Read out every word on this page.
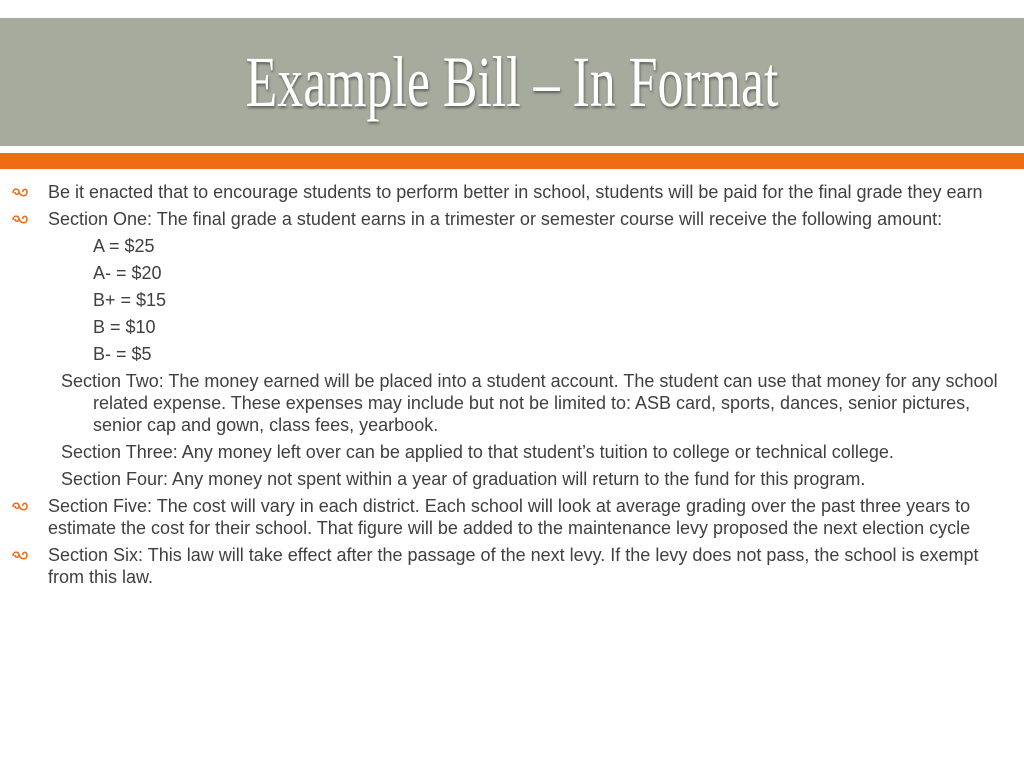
Example Bill – In Format
Be it enacted that to encourage students to perform better in school, students will be paid for the final grade they earn
Section One: The final grade a student earns in a trimester or semester course will receive the following amount:
A = $25
A- = $20
B+ = $15
B = $10
B- = $5
Section Two: The money earned will be placed into a student account. The student can use that money for any school related expense. These expenses may include but not be limited to: ASB card, sports, dances, senior pictures, senior cap and gown, class fees, yearbook.
Section Three: Any money left over can be applied to that student’s tuition to college or technical college.
Section Four: Any money not spent within a year of graduation will return to the fund for this program.
Section Five: The cost will vary in each district. Each school will look at average grading over the past three years to estimate the cost for their school. That figure will be added to the maintenance levy proposed the next election cycle
Section Six: This law will take effect after the passage of the next levy. If the levy does not pass, the school is exempt from this law.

────────────────

*YOUR OBJECTIVE:*
Transcribe the material as is, with images omitted.

*FINISHED ANSWER:*
Read out every word on this page.
Example Bill – In Format
Be it enacted that to encourage students to perform better in school, students will be paid for the final grade they earn
Section One: The final grade a student earns in a trimester or semester course will receive the following amount:
A = $25
A- = $20
B+ = $15
B = $10
B- = $5
Section Two: The money earned will be placed into a student account. The student can use that money for any school related expense. These expenses may include but not be limited to: ASB card, sports, dances, senior pictures, senior cap and gown, class fees, yearbook.
Section Three: Any money left over can be applied to that student’s tuition to college or technical college.
Section Four: Any money not spent within a year of graduation will return to the fund for this program.
Section Five: The cost will vary in each district. Each school will look at average grading over the past three years to estimate the cost for their school. That figure will be added to the maintenance levy proposed the next election cycle
Section Six: This law will take effect after the passage of the next levy. If the levy does not pass, the school is exempt from this law.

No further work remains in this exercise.